Items from a figure collection
----
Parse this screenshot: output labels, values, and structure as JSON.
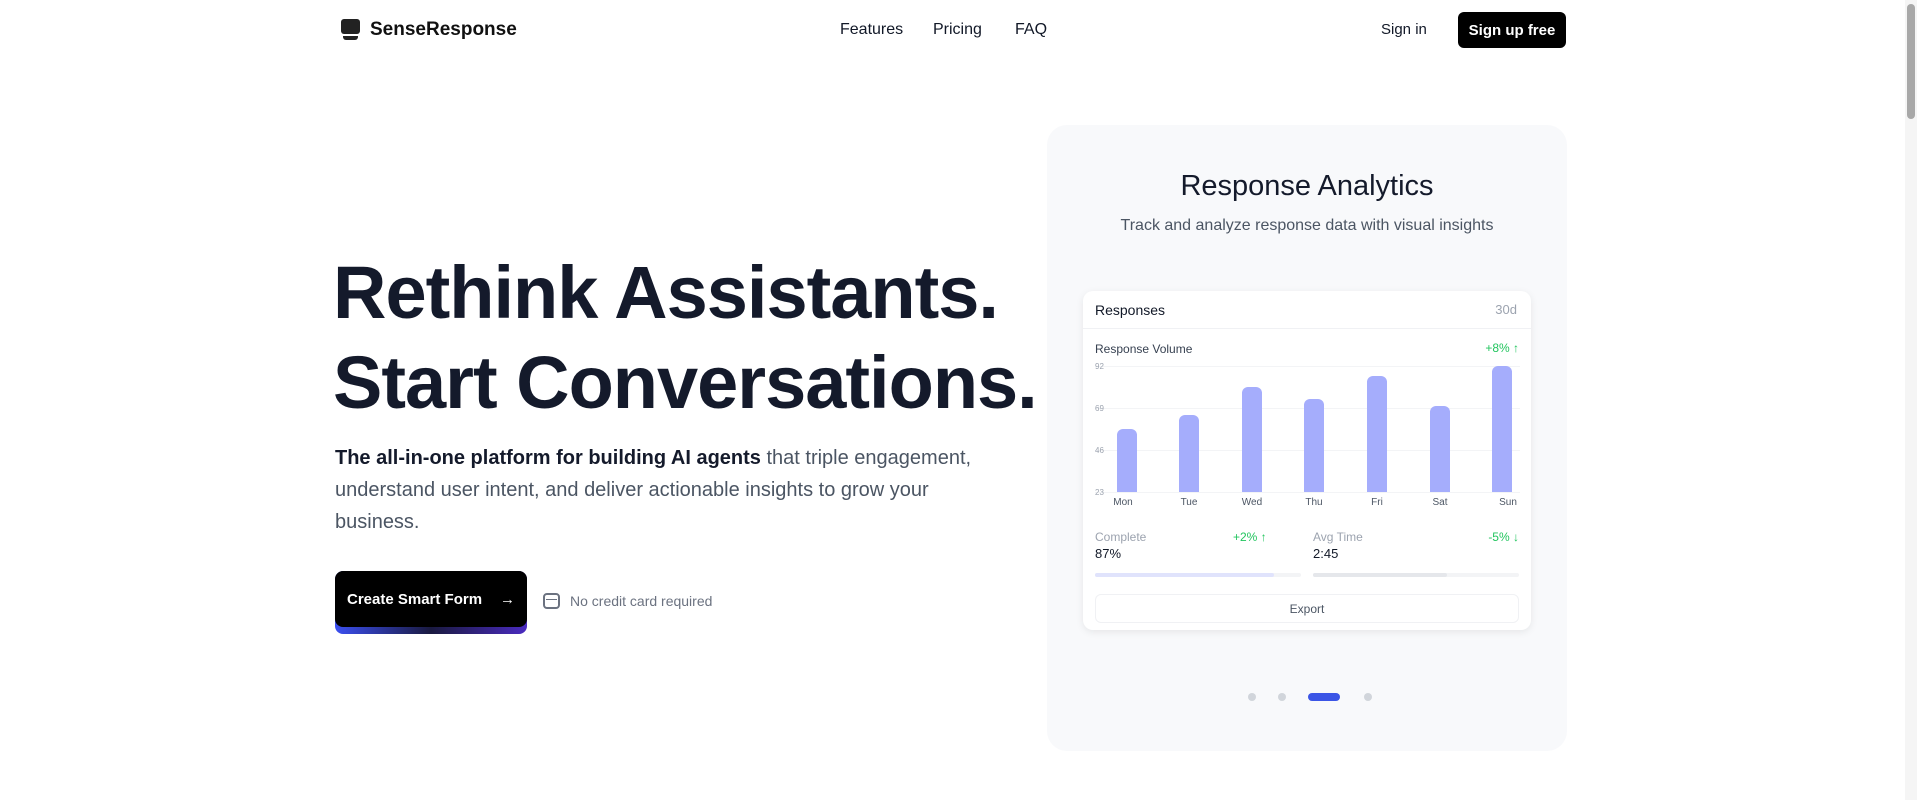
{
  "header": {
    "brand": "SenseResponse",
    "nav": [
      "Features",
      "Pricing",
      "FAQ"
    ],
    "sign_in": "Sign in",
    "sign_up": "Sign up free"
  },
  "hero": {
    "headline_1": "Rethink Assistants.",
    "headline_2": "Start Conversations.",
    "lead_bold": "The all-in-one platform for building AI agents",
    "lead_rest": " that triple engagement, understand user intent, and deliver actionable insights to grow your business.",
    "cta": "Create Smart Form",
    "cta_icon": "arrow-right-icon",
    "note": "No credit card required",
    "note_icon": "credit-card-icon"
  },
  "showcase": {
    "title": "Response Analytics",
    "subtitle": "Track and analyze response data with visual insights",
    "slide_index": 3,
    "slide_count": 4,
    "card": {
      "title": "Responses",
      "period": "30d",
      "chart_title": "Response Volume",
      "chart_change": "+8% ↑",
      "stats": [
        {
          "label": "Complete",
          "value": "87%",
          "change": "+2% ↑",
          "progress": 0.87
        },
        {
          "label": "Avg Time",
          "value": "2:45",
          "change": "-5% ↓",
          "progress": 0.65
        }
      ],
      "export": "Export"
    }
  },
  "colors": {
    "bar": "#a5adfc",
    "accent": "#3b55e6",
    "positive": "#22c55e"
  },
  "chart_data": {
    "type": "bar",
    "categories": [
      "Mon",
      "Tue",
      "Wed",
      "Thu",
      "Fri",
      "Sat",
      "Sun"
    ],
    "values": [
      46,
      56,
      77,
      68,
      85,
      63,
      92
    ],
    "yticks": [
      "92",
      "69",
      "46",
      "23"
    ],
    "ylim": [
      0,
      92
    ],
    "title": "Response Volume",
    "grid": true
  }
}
----
### Stated problem
Show all lines above holding "card".

### Worked answer
    "note": "No credit card required",
    "note_icon": "credit-card-icon"
    "card": {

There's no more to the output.